Given records:
+--

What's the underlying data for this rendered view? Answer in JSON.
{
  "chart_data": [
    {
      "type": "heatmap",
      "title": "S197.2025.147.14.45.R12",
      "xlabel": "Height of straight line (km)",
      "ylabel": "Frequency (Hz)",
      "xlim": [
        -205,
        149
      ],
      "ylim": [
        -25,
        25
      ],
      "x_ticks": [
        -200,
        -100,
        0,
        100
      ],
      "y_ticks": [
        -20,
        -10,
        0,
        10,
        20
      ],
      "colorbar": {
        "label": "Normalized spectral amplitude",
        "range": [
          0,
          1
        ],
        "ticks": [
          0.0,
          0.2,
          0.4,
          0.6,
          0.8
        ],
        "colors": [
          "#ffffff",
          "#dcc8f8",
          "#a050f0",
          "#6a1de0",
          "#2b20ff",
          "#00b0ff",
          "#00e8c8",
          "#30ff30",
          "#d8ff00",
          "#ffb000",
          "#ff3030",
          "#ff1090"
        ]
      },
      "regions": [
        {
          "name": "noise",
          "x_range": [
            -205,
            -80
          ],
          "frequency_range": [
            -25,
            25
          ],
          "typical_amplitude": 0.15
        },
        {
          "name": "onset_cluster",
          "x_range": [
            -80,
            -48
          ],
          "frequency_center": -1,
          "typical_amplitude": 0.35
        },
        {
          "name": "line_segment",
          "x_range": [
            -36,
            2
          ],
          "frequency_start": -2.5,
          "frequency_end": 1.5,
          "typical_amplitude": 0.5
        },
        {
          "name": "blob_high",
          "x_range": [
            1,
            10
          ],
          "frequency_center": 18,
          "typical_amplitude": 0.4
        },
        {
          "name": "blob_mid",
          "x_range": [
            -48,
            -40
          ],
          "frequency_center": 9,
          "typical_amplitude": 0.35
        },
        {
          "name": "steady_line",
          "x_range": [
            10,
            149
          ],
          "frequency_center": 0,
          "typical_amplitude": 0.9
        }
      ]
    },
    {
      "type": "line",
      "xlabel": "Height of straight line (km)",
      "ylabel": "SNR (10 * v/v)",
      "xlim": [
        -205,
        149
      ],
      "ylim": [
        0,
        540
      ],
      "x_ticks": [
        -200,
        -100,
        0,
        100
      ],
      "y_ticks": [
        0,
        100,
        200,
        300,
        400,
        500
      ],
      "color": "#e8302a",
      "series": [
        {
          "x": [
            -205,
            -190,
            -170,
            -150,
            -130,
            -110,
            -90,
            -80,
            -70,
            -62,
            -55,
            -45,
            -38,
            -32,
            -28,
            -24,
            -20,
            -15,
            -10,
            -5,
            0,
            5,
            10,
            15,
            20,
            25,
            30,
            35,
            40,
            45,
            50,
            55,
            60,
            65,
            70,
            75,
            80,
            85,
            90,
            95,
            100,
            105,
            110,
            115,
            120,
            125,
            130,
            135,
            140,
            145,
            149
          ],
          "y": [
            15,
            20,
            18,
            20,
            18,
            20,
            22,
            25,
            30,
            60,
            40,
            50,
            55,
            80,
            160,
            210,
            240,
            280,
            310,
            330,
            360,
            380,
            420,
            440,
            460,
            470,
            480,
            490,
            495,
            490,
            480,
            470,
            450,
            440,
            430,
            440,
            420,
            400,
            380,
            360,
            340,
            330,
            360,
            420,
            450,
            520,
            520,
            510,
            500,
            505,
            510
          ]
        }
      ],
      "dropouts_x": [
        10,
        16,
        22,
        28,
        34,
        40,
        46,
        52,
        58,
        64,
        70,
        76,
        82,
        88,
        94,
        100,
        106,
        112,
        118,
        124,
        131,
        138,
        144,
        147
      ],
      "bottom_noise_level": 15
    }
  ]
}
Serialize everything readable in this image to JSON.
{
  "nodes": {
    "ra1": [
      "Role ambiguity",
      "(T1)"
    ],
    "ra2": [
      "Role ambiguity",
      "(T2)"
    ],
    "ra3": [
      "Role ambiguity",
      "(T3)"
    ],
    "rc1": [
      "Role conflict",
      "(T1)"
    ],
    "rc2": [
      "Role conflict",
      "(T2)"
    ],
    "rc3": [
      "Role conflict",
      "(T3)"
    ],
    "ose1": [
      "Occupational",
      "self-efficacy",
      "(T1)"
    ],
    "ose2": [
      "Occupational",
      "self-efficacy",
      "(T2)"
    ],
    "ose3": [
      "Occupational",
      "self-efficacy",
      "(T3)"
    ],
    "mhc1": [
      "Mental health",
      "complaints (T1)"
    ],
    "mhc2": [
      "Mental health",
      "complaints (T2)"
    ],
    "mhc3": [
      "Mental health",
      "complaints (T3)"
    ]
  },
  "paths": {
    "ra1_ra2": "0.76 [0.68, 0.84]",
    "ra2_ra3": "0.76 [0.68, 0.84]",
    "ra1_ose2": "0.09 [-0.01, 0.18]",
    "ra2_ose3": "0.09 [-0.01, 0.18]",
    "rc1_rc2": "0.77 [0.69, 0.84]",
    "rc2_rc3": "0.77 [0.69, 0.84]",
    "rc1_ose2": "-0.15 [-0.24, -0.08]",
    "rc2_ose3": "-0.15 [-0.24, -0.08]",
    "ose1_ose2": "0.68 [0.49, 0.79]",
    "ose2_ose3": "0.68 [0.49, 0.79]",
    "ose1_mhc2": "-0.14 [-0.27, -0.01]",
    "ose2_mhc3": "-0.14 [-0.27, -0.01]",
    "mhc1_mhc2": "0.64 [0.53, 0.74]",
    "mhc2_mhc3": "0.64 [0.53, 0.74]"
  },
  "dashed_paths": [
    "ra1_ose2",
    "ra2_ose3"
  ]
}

+--

Aim:
Reproduce all the data word for word.

Final result:
What's the underlying data for this rendered view? Answer in JSON.
{
  "chart_data": [
    {
      "type": "heatmap",
      "title": "S197.2025.147.14.45.R12",
      "xlabel": "Height of straight line (km)",
      "ylabel": "Frequency (Hz)",
      "xlim": [
        -205,
        149
      ],
      "ylim": [
        -25,
        25
      ],
      "x_ticks": [
        -200,
        -100,
        0,
        100
      ],
      "y_ticks": [
        -20,
        -10,
        0,
        10,
        20
      ],
      "colorbar": {
        "label": "Normalized spectral amplitude",
        "range": [
          0,
          1
        ],
        "ticks": [
          0.0,
          0.2,
          0.4,
          0.6,
          0.8
        ],
        "colors": [
          "#ffffff",
          "#dcc8f8",
          "#a050f0",
          "#6a1de0",
          "#2b20ff",
          "#00b0ff",
          "#00e8c8",
          "#30ff30",
          "#d8ff00",
          "#ffb000",
          "#ff3030",
          "#ff1090"
        ]
      },
      "regions": [
        {
          "name": "noise",
          "x_range": [
            -205,
            -80
          ],
          "frequency_range": [
            -25,
            25
          ],
          "typical_amplitude": 0.15
        },
        {
          "name": "onset_cluster",
          "x_range": [
            -80,
            -48
          ],
          "frequency_center": -1,
          "typical_amplitude": 0.35
        },
        {
          "name": "line_segment",
          "x_range": [
            -36,
            2
          ],
          "frequency_start": -2.5,
          "frequency_end": 1.5,
          "typical_amplitude": 0.5
        },
        {
          "name": "blob_high",
          "x_range": [
            1,
            10
          ],
          "frequency_center": 18,
          "typical_amplitude": 0.4
        },
        {
          "name": "blob_mid",
          "x_range": [
            -48,
            -40
          ],
          "frequency_center": 9,
          "typical_amplitude": 0.35
        },
        {
          "name": "steady_line",
          "x_range": [
            10,
            149
          ],
          "frequency_center": 0,
          "typical_amplitude": 0.9
        }
      ]
    },
    {
      "type": "line",
      "xlabel": "Height of straight line (km)",
      "ylabel": "SNR (10 * v/v)",
      "xlim": [
        -205,
        149
      ],
      "ylim": [
        0,
        540
      ],
      "x_ticks": [
        -200,
        -100,
        0,
        100
      ],
      "y_ticks": [
        0,
        100,
        200,
        300,
        400,
        500
      ],
      "color": "#e8302a",
      "series": [
        {
          "x": [
            -205,
            -190,
            -170,
            -150,
            -130,
            -110,
            -90,
            -80,
            -70,
            -62,
            -55,
            -45,
            -38,
            -32,
            -28,
            -24,
            -20,
            -15,
            -10,
            -5,
            0,
            5,
            10,
            15,
            20,
            25,
            30,
            35,
            40,
            45,
            50,
            55,
            60,
            65,
            70,
            75,
            80,
            85,
            90,
            95,
            100,
            105,
            110,
            115,
            120,
            125,
            130,
            135,
            140,
            145,
            149
          ],
          "y": [
            15,
            20,
            18,
            20,
            18,
            20,
            22,
            25,
            30,
            60,
            40,
            50,
            55,
            80,
            160,
            210,
            240,
            280,
            310,
            330,
            360,
            380,
            420,
            440,
            460,
            470,
            480,
            490,
            495,
            490,
            480,
            470,
            450,
            440,
            430,
            440,
            420,
            400,
            380,
            360,
            340,
            330,
            360,
            420,
            450,
            520,
            520,
            510,
            500,
            505,
            510
          ]
        }
      ],
      "dropouts_x": [
        10,
        16,
        22,
        28,
        34,
        40,
        46,
        52,
        58,
        64,
        70,
        76,
        82,
        88,
        94,
        100,
        106,
        112,
        118,
        124,
        131,
        138,
        144,
        147
      ],
      "bottom_noise_level": 15
    }
  ]
}
Serialize everything readable in this image to JSON.
{
  "nodes": {
    "ra1": [
      "Role ambiguity",
      "(T1)"
    ],
    "ra2": [
      "Role ambiguity",
      "(T2)"
    ],
    "ra3": [
      "Role ambiguity",
      "(T3)"
    ],
    "rc1": [
      "Role conflict",
      "(T1)"
    ],
    "rc2": [
      "Role conflict",
      "(T2)"
    ],
    "rc3": [
      "Role conflict",
      "(T3)"
    ],
    "ose1": [
      "Occupational",
      "self-efficacy",
      "(T1)"
    ],
    "ose2": [
      "Occupational",
      "self-efficacy",
      "(T2)"
    ],
    "ose3": [
      "Occupational",
      "self-efficacy",
      "(T3)"
    ],
    "mhc1": [
      "Mental health",
      "complaints (T1)"
    ],
    "mhc2": [
      "Mental health",
      "complaints (T2)"
    ],
    "mhc3": [
      "Mental health",
      "complaints (T3)"
    ]
  },
  "paths": {
    "ra1_ra2": "0.76 [0.68, 0.84]",
    "ra2_ra3": "0.76 [0.68, 0.84]",
    "ra1_ose2": "0.09 [-0.01, 0.18]",
    "ra2_ose3": "0.09 [-0.01, 0.18]",
    "rc1_rc2": "0.77 [0.69, 0.84]",
    "rc2_rc3": "0.77 [0.69, 0.84]",
    "rc1_ose2": "-0.15 [-0.24, -0.08]",
    "rc2_ose3": "-0.15 [-0.24, -0.08]",
    "ose1_ose2": "0.68 [0.49, 0.79]",
    "ose2_ose3": "0.68 [0.49, 0.79]",
    "ose1_mhc2": "-0.14 [-0.27, -0.01]",
    "ose2_mhc3": "-0.14 [-0.27, -0.01]",
    "mhc1_mhc2": "0.64 [0.53, 0.74]",
    "mhc2_mhc3": "0.64 [0.53, 0.74]"
  },
  "dashed_paths": [
    "ra1_ose2",
    "ra2_ose3"
  ]
}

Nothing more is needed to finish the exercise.